Prompt -
All records below must be retyped exactly.

Provided data -
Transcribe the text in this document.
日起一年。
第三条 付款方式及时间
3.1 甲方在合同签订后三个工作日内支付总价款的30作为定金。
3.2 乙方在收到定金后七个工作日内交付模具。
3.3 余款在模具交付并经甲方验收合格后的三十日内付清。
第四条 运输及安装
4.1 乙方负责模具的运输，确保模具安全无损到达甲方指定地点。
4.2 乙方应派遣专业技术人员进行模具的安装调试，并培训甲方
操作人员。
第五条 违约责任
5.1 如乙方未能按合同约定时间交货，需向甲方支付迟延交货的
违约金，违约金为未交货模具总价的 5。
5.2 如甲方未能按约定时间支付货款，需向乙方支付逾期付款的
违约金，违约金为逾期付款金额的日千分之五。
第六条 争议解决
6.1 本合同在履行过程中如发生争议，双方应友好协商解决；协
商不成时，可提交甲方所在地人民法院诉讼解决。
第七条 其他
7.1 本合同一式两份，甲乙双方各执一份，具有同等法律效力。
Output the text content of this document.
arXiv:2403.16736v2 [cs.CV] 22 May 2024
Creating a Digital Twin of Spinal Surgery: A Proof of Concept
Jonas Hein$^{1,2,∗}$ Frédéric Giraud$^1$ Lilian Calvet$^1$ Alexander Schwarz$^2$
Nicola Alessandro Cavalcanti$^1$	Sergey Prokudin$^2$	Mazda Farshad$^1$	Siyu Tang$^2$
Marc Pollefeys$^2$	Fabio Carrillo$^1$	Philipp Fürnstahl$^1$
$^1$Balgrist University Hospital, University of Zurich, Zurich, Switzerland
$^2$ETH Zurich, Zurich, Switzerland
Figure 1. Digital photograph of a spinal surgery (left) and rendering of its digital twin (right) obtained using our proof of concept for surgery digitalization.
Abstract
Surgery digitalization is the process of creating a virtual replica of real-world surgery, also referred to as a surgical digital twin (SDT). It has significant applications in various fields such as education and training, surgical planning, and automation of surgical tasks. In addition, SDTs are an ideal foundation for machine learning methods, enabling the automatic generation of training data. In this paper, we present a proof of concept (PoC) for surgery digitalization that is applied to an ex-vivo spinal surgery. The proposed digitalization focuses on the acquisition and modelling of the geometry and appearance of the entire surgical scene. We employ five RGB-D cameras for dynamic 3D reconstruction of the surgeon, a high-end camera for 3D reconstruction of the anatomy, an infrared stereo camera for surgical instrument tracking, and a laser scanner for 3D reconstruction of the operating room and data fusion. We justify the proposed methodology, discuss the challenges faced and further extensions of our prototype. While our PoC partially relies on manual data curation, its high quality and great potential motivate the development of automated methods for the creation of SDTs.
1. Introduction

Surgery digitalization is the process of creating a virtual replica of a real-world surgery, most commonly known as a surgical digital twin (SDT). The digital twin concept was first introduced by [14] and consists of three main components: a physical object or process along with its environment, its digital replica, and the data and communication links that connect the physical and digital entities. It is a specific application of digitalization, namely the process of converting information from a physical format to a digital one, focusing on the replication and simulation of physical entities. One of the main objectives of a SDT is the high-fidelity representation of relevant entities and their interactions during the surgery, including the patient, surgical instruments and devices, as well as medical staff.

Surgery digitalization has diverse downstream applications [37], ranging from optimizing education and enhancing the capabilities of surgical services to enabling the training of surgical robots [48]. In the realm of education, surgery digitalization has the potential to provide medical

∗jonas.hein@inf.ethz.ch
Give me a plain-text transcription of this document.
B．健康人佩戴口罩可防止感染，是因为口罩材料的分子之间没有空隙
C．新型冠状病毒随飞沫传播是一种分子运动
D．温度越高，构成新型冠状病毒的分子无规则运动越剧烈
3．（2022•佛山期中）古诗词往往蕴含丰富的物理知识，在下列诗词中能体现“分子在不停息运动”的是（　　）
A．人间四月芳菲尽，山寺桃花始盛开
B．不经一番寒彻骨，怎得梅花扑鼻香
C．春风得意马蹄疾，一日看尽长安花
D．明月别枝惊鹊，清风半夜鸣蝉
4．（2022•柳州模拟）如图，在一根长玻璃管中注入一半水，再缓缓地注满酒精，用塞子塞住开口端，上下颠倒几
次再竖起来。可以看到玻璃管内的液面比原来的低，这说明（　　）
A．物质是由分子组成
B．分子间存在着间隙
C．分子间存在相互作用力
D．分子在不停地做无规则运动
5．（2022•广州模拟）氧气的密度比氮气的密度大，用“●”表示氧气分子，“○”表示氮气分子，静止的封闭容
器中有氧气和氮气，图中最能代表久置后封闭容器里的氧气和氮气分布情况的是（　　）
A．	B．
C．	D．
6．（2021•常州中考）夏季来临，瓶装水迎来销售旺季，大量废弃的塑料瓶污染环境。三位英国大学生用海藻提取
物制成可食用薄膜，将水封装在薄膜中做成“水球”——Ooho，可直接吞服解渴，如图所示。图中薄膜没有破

Exercise output -
Transcribe the text in this document.
日起一年。
第三条 付款方式及时间
3.1 甲方在合同签订后三个工作日内支付总价款的30作为定金。
3.2 乙方在收到定金后七个工作日内交付模具。
3.3 余款在模具交付并经甲方验收合格后的三十日内付清。
第四条 运输及安装
4.1 乙方负责模具的运输，确保模具安全无损到达甲方指定地点。
4.2 乙方应派遣专业技术人员进行模具的安装调试，并培训甲方
操作人员。
第五条 违约责任
5.1 如乙方未能按合同约定时间交货，需向甲方支付迟延交货的
违约金，违约金为未交货模具总价的 5。
5.2 如甲方未能按约定时间支付货款，需向乙方支付逾期付款的
违约金，违约金为逾期付款金额的日千分之五。
第六条 争议解决
6.1 本合同在履行过程中如发生争议，双方应友好协商解决；协
商不成时，可提交甲方所在地人民法院诉讼解决。
第七条 其他
7.1 本合同一式两份，甲乙双方各执一份，具有同等法律效力。
Output the text content of this document.
arXiv:2403.16736v2 [cs.CV] 22 May 2024
Creating a Digital Twin of Spinal Surgery: A Proof of Concept
Jonas Hein$^{1,2,∗}$ Frédéric Giraud$^1$ Lilian Calvet$^1$ Alexander Schwarz$^2$
Nicola Alessandro Cavalcanti$^1$	Sergey Prokudin$^2$	Mazda Farshad$^1$	Siyu Tang$^2$
Marc Pollefeys$^2$	Fabio Carrillo$^1$	Philipp Fürnstahl$^1$
$^1$Balgrist University Hospital, University of Zurich, Zurich, Switzerland
$^2$ETH Zurich, Zurich, Switzerland
Figure 1. Digital photograph of a spinal surgery (left) and rendering of its digital twin (right) obtained using our proof of concept for surgery digitalization.
Abstract
Surgery digitalization is the process of creating a virtual replica of real-world surgery, also referred to as a surgical digital twin (SDT). It has significant applications in various fields such as education and training, surgical planning, and automation of surgical tasks. In addition, SDTs are an ideal foundation for machine learning methods, enabling the automatic generation of training data. In this paper, we present a proof of concept (PoC) for surgery digitalization that is applied to an ex-vivo spinal surgery. The proposed digitalization focuses on the acquisition and modelling of the geometry and appearance of the entire surgical scene. We employ five RGB-D cameras for dynamic 3D reconstruction of the surgeon, a high-end camera for 3D reconstruction of the anatomy, an infrared stereo camera for surgical instrument tracking, and a laser scanner for 3D reconstruction of the operating room and data fusion. We justify the proposed methodology, discuss the challenges faced and further extensions of our prototype. While our PoC partially relies on manual data curation, its high quality and great potential motivate the development of automated methods for the creation of SDTs.
1. Introduction

Surgery digitalization is the process of creating a virtual replica of a real-world surgery, most commonly known as a surgical digital twin (SDT). The digital twin concept was first introduced by [14] and consists of three main components: a physical object or process along with its environment, its digital replica, and the data and communication links that connect the physical and digital entities. It is a specific application of digitalization, namely the process of converting information from a physical format to a digital one, focusing on the replication and simulation of physical entities. One of the main objectives of a SDT is the high-fidelity representation of relevant entities and their interactions during the surgery, including the patient, surgical instruments and devices, as well as medical staff.

Surgery digitalization has diverse downstream applications [37], ranging from optimizing education and enhancing the capabilities of surgical services to enabling the training of surgical robots [48]. In the realm of education, surgery digitalization has the potential to provide medical

∗jonas.hein@inf.ethz.ch
Give me a plain-text transcription of this document.
B．健康人佩戴口罩可防止感染，是因为口罩材料的分子之间没有空隙
C．新型冠状病毒随飞沫传播是一种分子运动
D．温度越高，构成新型冠状病毒的分子无规则运动越剧烈
3．（2022•佛山期中）古诗词往往蕴含丰富的物理知识，在下列诗词中能体现“分子在不停息运动”的是（　　）
A．人间四月芳菲尽，山寺桃花始盛开
B．不经一番寒彻骨，怎得梅花扑鼻香
C．春风得意马蹄疾，一日看尽长安花
D．明月别枝惊鹊，清风半夜鸣蝉
4．（2022•柳州模拟）如图，在一根长玻璃管中注入一半水，再缓缓地注满酒精，用塞子塞住开口端，上下颠倒几
次再竖起来。可以看到玻璃管内的液面比原来的低，这说明（　　）
A．物质是由分子组成
B．分子间存在着间隙
C．分子间存在相互作用力
D．分子在不停地做无规则运动
5．（2022•广州模拟）氧气的密度比氮气的密度大，用“●”表示氧气分子，“○”表示氮气分子，静止的封闭容
器中有氧气和氮气，图中最能代表久置后封闭容器里的氧气和氮气分布情况的是（　　）
A．	B．
C．	D．
6．（2021•常州中考）夏季来临，瓶装水迎来销售旺季，大量废弃的塑料瓶污染环境。三位英国大学生用海藻提取
物制成可食用薄膜，将水封装在薄膜中做成“水球”——Ooho，可直接吞服解渴，如图所示。图中薄膜没有破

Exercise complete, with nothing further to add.